» WRITTEN REQUEST:
List each line of the data that holds the string "désire", please.

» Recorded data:
***
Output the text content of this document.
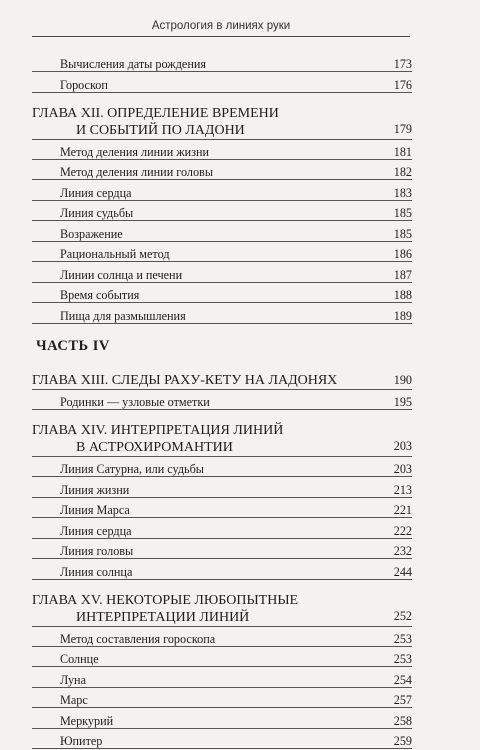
Астрология в линиях руки
Вычисления даты рождения	173
Гороскоп	176
ГЛАВА XII. ОПРЕДЕЛЕНИЕ ВРЕМЕНИ
И СОБЫТИЙ ПО ЛАДОНИ	179
Метод деления линии жизни	181
Метод деления линии головы	182
Линия сердца	183
Линия судьбы	185
Возражение	185
Рациональный метод	186
Линии солнца и печени	187
Время события	188
Пища для размышления	189
ЧАСТЬ IV
ГЛАВА XIII. СЛЕДЫ РАХУ-КЕТУ НА ЛАДОНЯХ	190
Родинки — узловые отметки	195
ГЛАВА XIV. ИНТЕРПРЕТАЦИЯ ЛИНИЙ
В АСТРОХИРОМАНТИИ	203
Линия Сатурна, или судьбы	203
Линия жизни	213
Линия Марса	221
Линия сердца	222
Линия головы	232
Линия солнца	244
ГЛАВА XV. НЕКОТОРЫЕ ЛЮБОПЫТНЫЕ
ИНТЕРПРЕТАЦИИ ЛИНИЙ	252
Метод составления гороскопа	253
Солнце	253
Луна	254
Марс	257
Меркурий	258
Юпитер	259
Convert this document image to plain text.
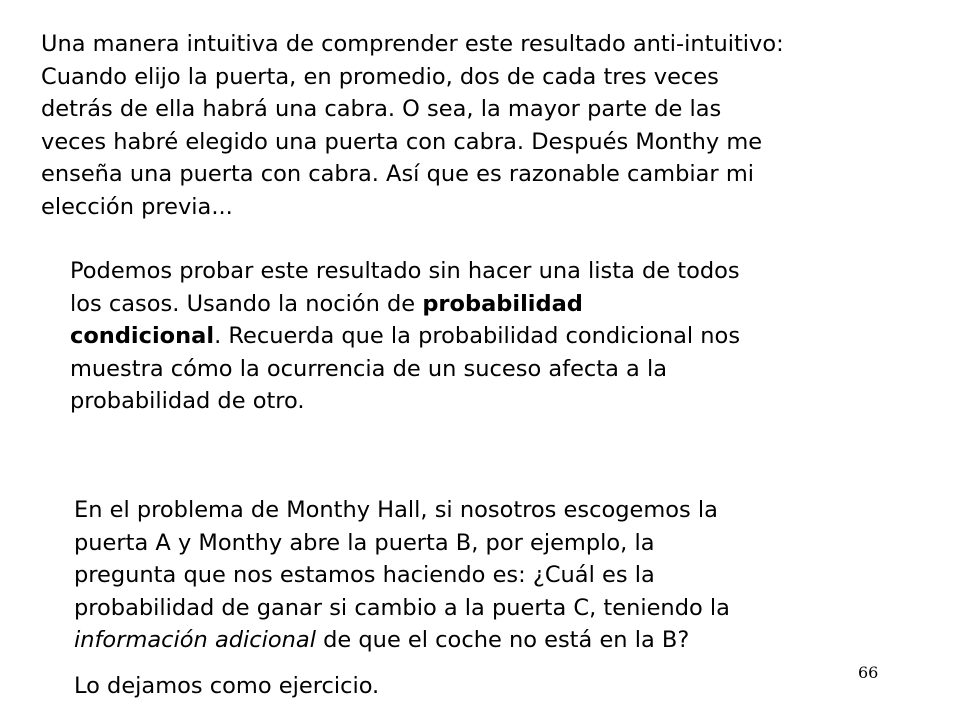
Una manera intuitiva de comprender este resultado anti-intuitivo:
Cuando elijo la puerta, en promedio, dos de cada tres veces
detrás de ella habrá una cabra. O sea, la mayor parte de las
veces habré elegido una puerta con cabra. Después Monthy me
enseña una puerta con cabra. Así que es razonable cambiar mi
elección previa...

Podemos probar este resultado sin hacer una lista de todos
los casos. Usando la noción de probabilidad
condicional. Recuerda que la probabilidad condicional nos
muestra cómo la ocurrencia de un suceso afecta a la
probabilidad de otro.

En el problema de Monthy Hall, si nosotros escogemos la
puerta A y Monthy abre la puerta B, por ejemplo, la
pregunta que nos estamos haciendo es: ¿Cuál es la
probabilidad de ganar si cambio a la puerta C, teniendo la
información adicional de que el coche no está en la B?

Lo dejamos como ejercicio.

66
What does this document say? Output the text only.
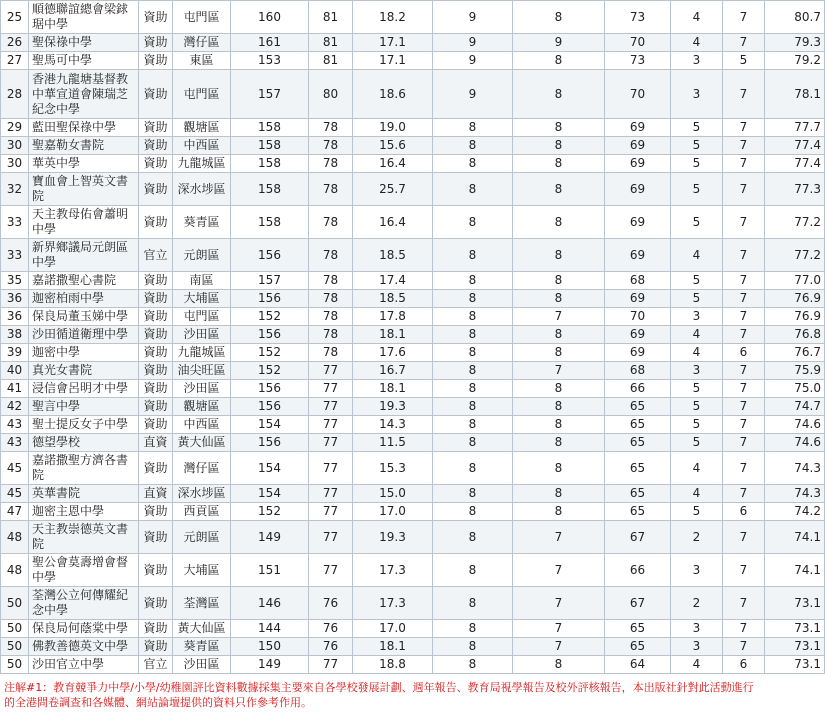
25	順德聯誼總會梁銶琚中學	資助	屯門區	160	81	18.2	9	8	73	4	7	80.7
26	聖保祿中學	資助	灣仔區	161	81	17.1	9	9	70	4	7	79.3
27	聖馬可中學	資助	東區	153	81	17.1	9	8	73	3	5	79.2
28	香港九龍塘基督教中華宣道會陳瑞芝紀念中學	資助	屯門區	157	80	18.6	9	8	70	3	7	78.1
29	藍田聖保祿中學	資助	觀塘區	158	78	19.0	8	8	69	5	7	77.7
30	聖嘉勒女書院	資助	中西區	158	78	15.6	8	8	69	5	7	77.4
30	華英中學	資助	九龍城區	158	78	16.4	8	8	69	5	7	77.4
32	寶血會上智英文書院	資助	深水埗區	158	78	25.7	8	8	69	5	7	77.3
33	天主教母佑會蕭明中學	資助	葵青區	158	78	16.4	8	8	69	5	7	77.2
33	新界鄉議局元朗區中學	官立	元朗區	156	78	18.5	8	8	69	4	7	77.2
35	嘉諾撒聖心書院	資助	南區	157	78	17.4	8	8	68	5	7	77.0
36	迦密柏雨中學	資助	大埔區	156	78	18.5	8	8	69	5	7	76.9
36	保良局董玉娣中學	資助	屯門區	152	78	17.8	8	7	70	3	7	76.9
38	沙田循道衛理中學	資助	沙田區	156	78	18.1	8	8	69	4	7	76.8
39	迦密中學	資助	九龍城區	152	78	17.6	8	8	69	4	6	76.7
40	真光女書院	資助	油尖旺區	152	77	16.7	8	7	68	3	7	75.9
41	浸信會呂明才中學	資助	沙田區	156	77	18.1	8	8	66	5	7	75.0
42	聖言中學	資助	觀塘區	156	77	19.3	8	8	65	5	7	74.7
43	聖士提反女子中學	資助	中西區	154	77	14.3	8	8	65	5	7	74.6
43	德望學校	直資	黃大仙區	156	77	11.5	8	8	65	5	7	74.6
45	嘉諾撒聖方濟各書院	資助	灣仔區	154	77	15.3	8	8	65	4	7	74.3
45	英華書院	直資	深水埗區	154	77	15.0	8	8	65	4	7	74.3
47	迦密主恩中學	資助	西貢區	152	77	17.0	8	8	65	5	6	74.2
48	天主教崇德英文書院	資助	元朗區	149	77	19.3	8	7	67	2	7	74.1
48	聖公會莫壽增會督中學	資助	大埔區	151	77	17.3	8	7	66	3	7	74.1
50	荃灣公立何傳耀紀念中學	資助	荃灣區	146	76	17.3	8	7	67	2	7	73.1
50	保良局何蔭棠中學	資助	黃大仙區	144	76	17.0	8	7	65	3	7	73.1
50	佛教善德英文中學	資助	葵青區	150	76	18.1	8	7	65	3	7	73.1
50	沙田官立中學	官立	沙田區	149	77	18.8	8	8	64	4	6	73.1
注解#1：教育競爭力中學/小學/幼稚園評比資料數據採集主要來自各學校發展計劃、週年報告、教育局視學報告及校外評核報告，本出版社針對此活動進行的全港問卷調查和各媒體、網站論壇提供的資料只作參考作用。
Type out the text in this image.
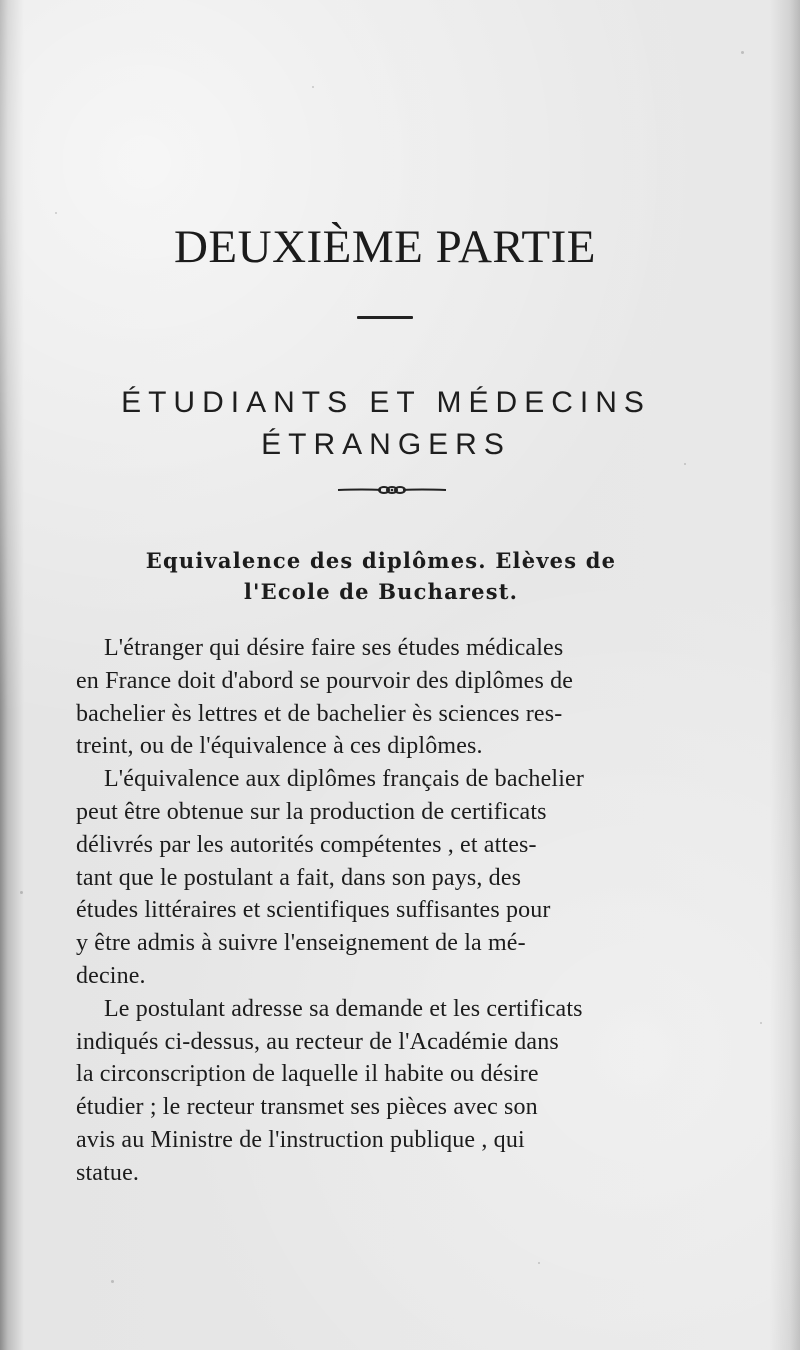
DEUXIÈME PARTIE
ÉTUDIANTS ET MÉDECINS
ÉTRANGERS
Equivalence des diplômes. Elèves de
l'Ecole de Bucharest.

L'étranger qui désire faire ses études médicales
en France doit d'abord se pourvoir des diplômes de
bachelier ès lettres et de bachelier ès sciences res-
treint, ou de l'équivalence à ces diplômes.

L'équivalence aux diplômes français de bachelier
peut être obtenue sur la production de certificats
délivrés par les autorités compétentes , et attes-
tant que le postulant a fait, dans son pays, des
études littéraires et scientifiques suffisantes pour
y être admis à suivre l'enseignement de la mé-
decine.

Le postulant adresse sa demande et les certificats
indiqués ci-dessus, au recteur de l'Académie dans
la circonscription de laquelle il habite ou désire
étudier ; le recteur transmet ses pièces avec son
avis au Ministre de l'instruction publique , qui
statue.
***
» THE REPLY:
L'étranger qui désire faire ses études médicales
la circonscription de laquelle il habite ou désire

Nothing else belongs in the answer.